INSTRUCTION ::
Set the listing down unchanged, minus every embedded image.

SOURCE DATA ::

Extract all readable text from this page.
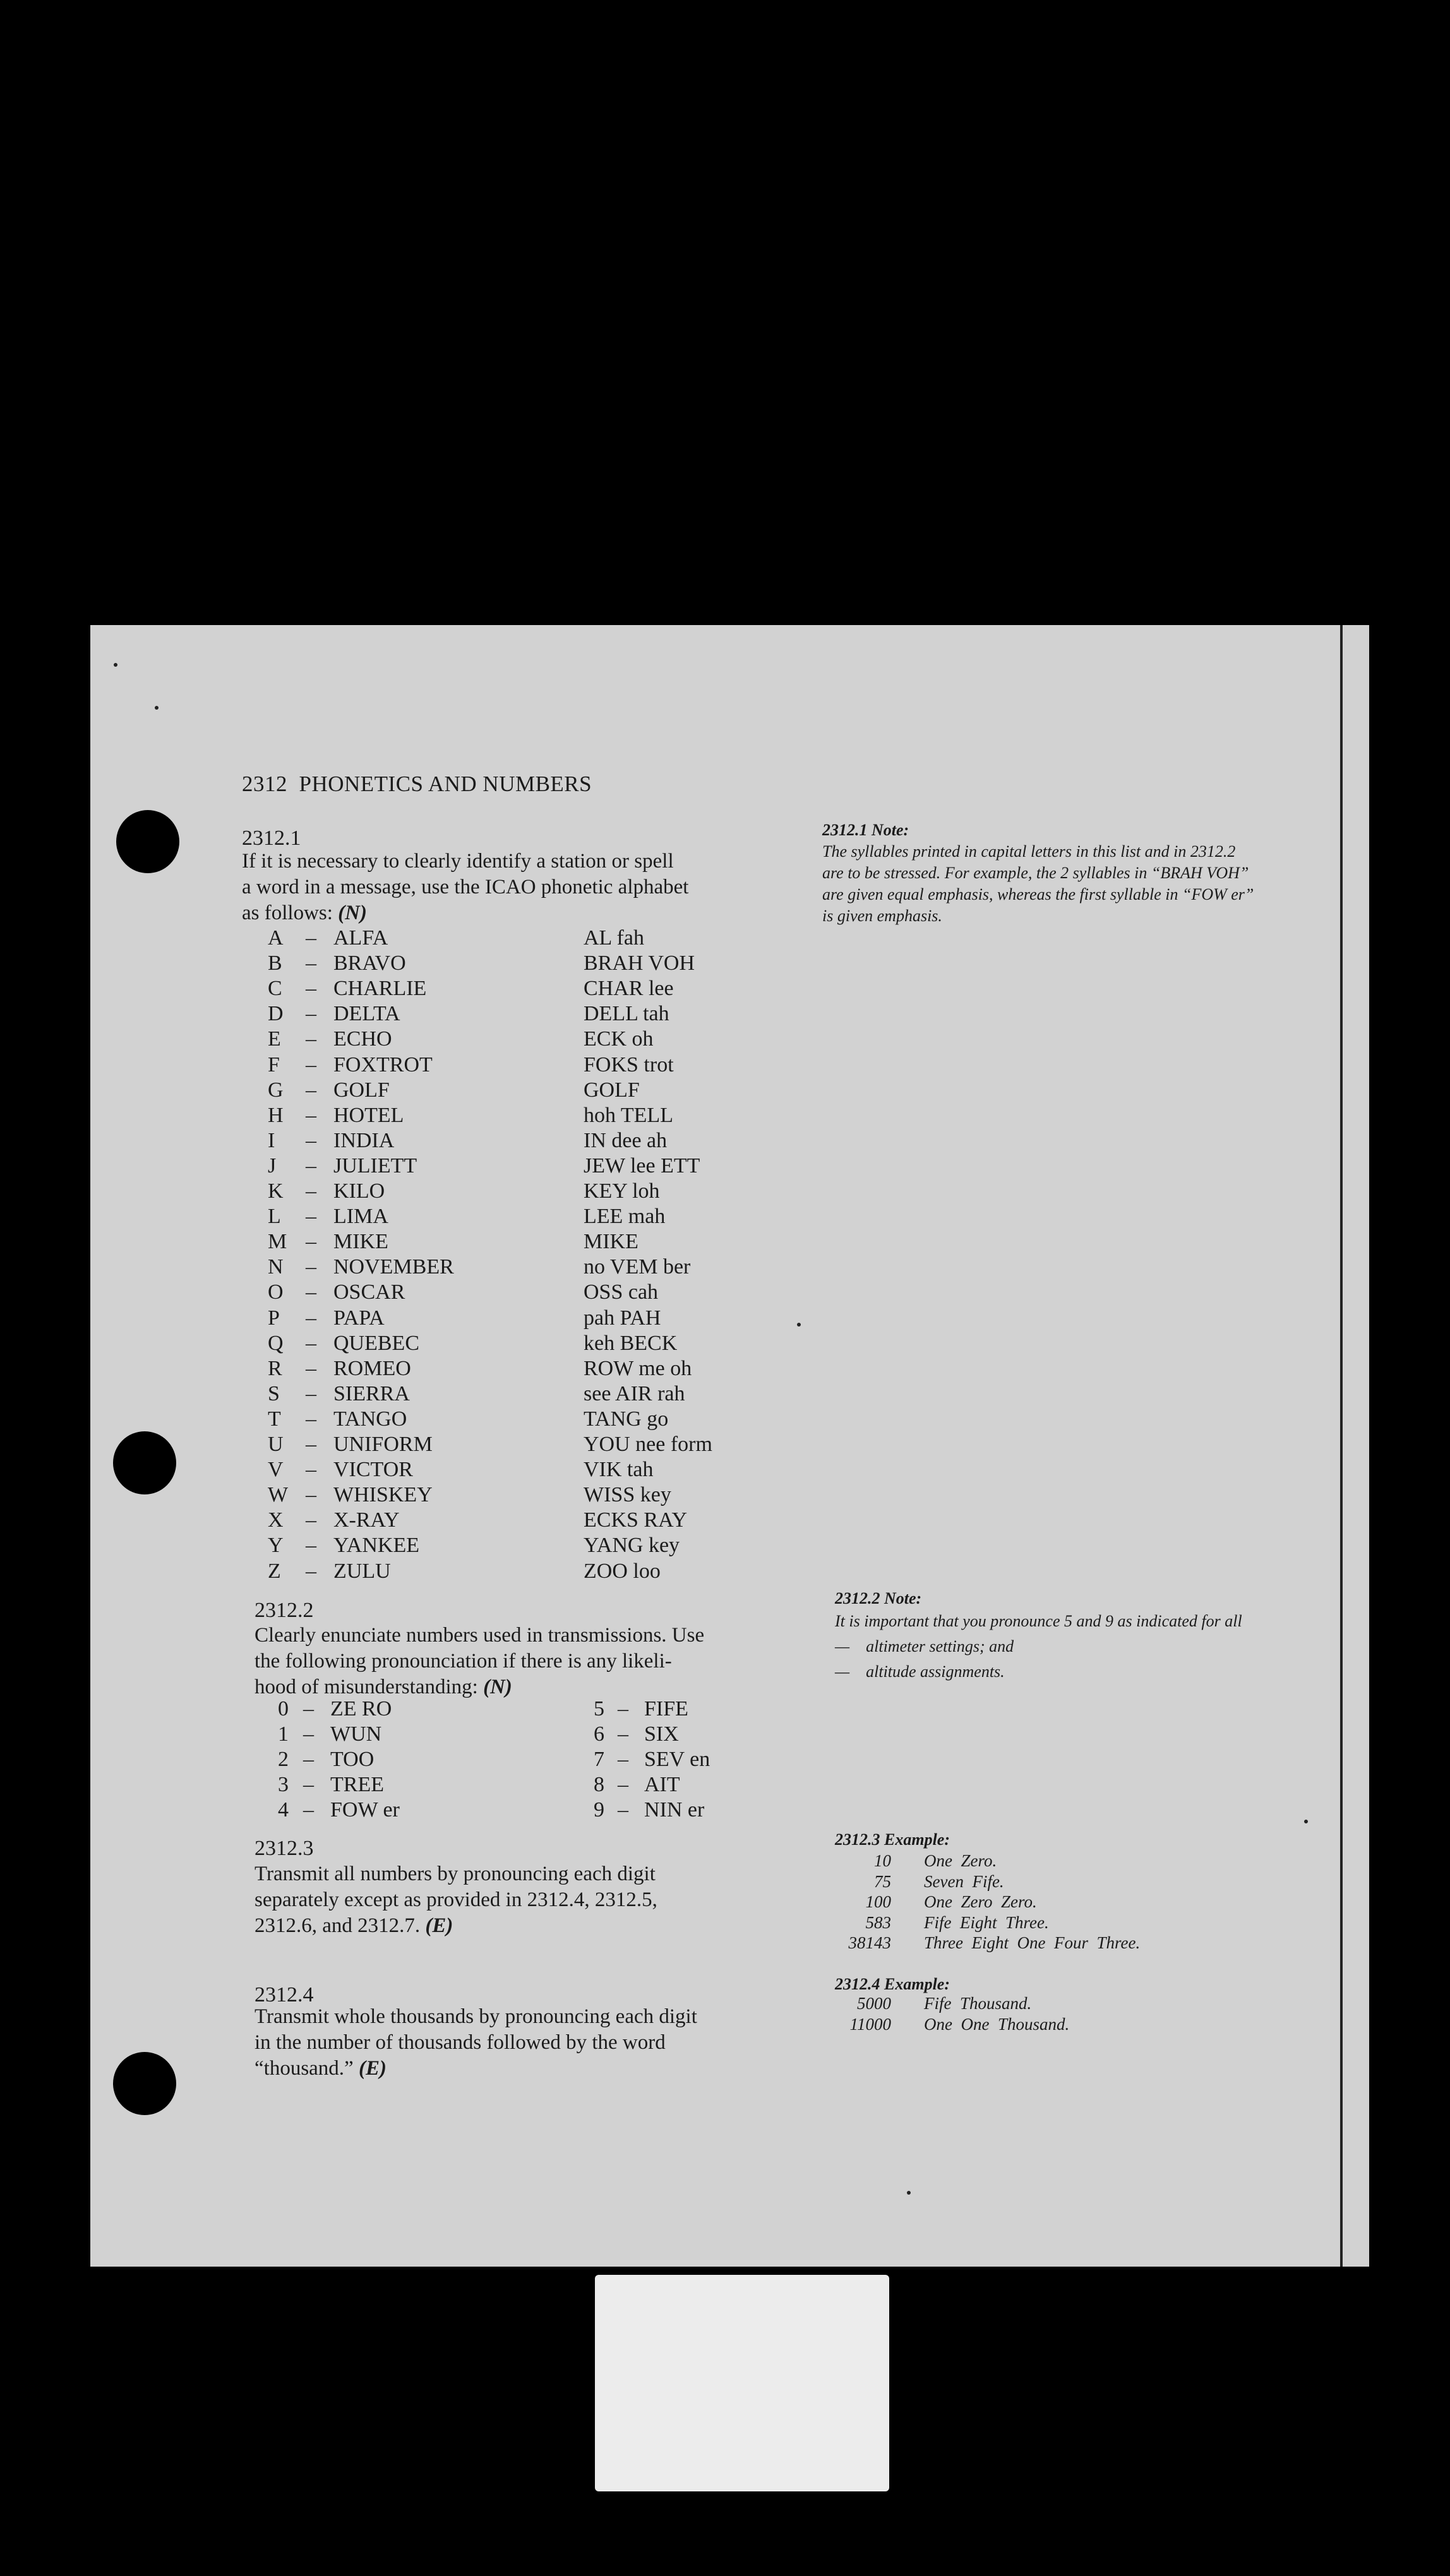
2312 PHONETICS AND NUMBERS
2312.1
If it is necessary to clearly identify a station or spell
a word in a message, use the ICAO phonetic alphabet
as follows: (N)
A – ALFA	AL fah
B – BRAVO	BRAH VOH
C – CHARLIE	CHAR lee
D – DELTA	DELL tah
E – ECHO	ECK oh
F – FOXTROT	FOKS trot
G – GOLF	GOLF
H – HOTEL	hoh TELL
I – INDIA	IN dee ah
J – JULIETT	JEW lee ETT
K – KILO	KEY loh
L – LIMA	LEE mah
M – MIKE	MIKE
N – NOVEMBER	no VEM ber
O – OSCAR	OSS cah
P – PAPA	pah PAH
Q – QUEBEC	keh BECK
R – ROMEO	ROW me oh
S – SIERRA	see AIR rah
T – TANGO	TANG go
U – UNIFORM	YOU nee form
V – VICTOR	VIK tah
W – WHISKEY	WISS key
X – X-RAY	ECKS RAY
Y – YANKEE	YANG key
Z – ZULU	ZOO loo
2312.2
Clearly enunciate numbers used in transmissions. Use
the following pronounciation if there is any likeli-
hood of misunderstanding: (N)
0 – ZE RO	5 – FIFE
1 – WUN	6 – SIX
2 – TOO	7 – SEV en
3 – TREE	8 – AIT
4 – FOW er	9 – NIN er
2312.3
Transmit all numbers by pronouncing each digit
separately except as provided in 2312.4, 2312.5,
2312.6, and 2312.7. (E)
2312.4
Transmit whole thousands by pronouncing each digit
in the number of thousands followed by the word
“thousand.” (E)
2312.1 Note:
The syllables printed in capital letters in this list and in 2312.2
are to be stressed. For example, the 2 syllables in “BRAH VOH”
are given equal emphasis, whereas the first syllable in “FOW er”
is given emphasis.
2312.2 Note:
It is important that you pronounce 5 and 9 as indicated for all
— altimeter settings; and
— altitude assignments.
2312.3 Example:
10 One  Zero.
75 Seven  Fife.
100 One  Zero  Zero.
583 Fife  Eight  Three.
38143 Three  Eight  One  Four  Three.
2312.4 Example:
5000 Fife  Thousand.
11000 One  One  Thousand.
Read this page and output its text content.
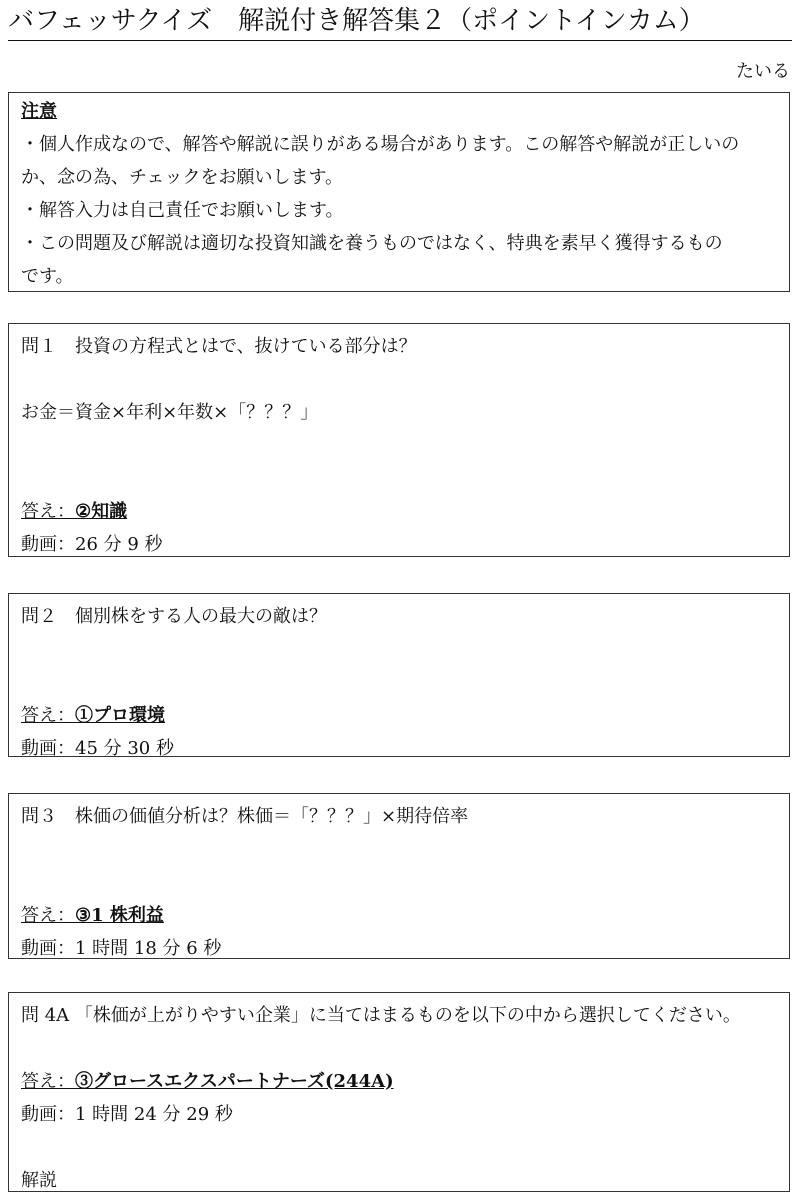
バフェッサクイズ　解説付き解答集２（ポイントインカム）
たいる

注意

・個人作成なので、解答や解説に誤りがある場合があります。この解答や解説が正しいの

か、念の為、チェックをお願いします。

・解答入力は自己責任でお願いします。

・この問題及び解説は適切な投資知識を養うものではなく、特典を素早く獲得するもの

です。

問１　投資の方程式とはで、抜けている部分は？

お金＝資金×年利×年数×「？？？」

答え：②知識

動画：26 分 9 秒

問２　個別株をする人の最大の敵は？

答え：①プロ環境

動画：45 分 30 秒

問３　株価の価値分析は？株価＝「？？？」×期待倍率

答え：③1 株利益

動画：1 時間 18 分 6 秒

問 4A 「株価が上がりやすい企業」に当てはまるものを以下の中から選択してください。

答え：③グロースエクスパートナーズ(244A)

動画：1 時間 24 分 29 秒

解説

TASK RESULT ::
Extract all readable text from this page.
2312 PHONETICS AND NUMBERS
2312.1
If it is necessary to clearly identify a station or spell
a word in a message, use the ICAO phonetic alphabet
as follows: (N)
A – ALFA	AL fah
B – BRAVO	BRAH VOH
C – CHARLIE	CHAR lee
D – DELTA	DELL tah
E – ECHO	ECK oh
F – FOXTROT	FOKS trot
G – GOLF	GOLF
H – HOTEL	hoh TELL
I – INDIA	IN dee ah
J – JULIETT	JEW lee ETT
K – KILO	KEY loh
L – LIMA	LEE mah
M – MIKE	MIKE
N – NOVEMBER	no VEM ber
O – OSCAR	OSS cah
P – PAPA	pah PAH
Q – QUEBEC	keh BECK
R – ROMEO	ROW me oh
S – SIERRA	see AIR rah
T – TANGO	TANG go
U – UNIFORM	YOU nee form
V – VICTOR	VIK tah
W – WHISKEY	WISS key
X – X-RAY	ECKS RAY
Y – YANKEE	YANG key
Z – ZULU	ZOO loo
2312.2
Clearly enunciate numbers used in transmissions. Use
the following pronounciation if there is any likeli-
hood of misunderstanding: (N)
0 – ZE RO	5 – FIFE
1 – WUN	6 – SIX
2 – TOO	7 – SEV en
3 – TREE	8 – AIT
4 – FOW er	9 – NIN er
2312.3
Transmit all numbers by pronouncing each digit
separately except as provided in 2312.4, 2312.5,
2312.6, and 2312.7. (E)
2312.4
Transmit whole thousands by pronouncing each digit
in the number of thousands followed by the word
“thousand.” (E)
2312.1 Note:
The syllables printed in capital letters in this list and in 2312.2
are to be stressed. For example, the 2 syllables in “BRAH VOH”
are given equal emphasis, whereas the first syllable in “FOW er”
is given emphasis.
2312.2 Note:
It is important that you pronounce 5 and 9 as indicated for all
— altimeter settings; and
— altitude assignments.
2312.3 Example:
10 One  Zero.
75 Seven  Fife.
100 One  Zero  Zero.
583 Fife  Eight  Three.
38143 Three  Eight  One  Four  Three.
2312.4 Example:
5000 Fife  Thousand.
11000 One  One  Thousand.
Read this page and output its text content.
バフェッサクイズ　解説付き解答集２（ポイントインカム）
たいる

注意

・個人作成なので、解答や解説に誤りがある場合があります。この解答や解説が正しいの

か、念の為、チェックをお願いします。

・解答入力は自己責任でお願いします。

・この問題及び解説は適切な投資知識を養うものではなく、特典を素早く獲得するもの

です。

問１　投資の方程式とはで、抜けている部分は？

お金＝資金×年利×年数×「？？？」

答え：②知識

動画：26 分 9 秒

問２　個別株をする人の最大の敵は？

答え：①プロ環境

動画：45 分 30 秒

問３　株価の価値分析は？株価＝「？？？」×期待倍率

答え：③1 株利益

動画：1 時間 18 分 6 秒

問 4A 「株価が上がりやすい企業」に当てはまるものを以下の中から選択してください。

答え：③グロースエクスパートナーズ(244A)

動画：1 時間 24 分 29 秒

解説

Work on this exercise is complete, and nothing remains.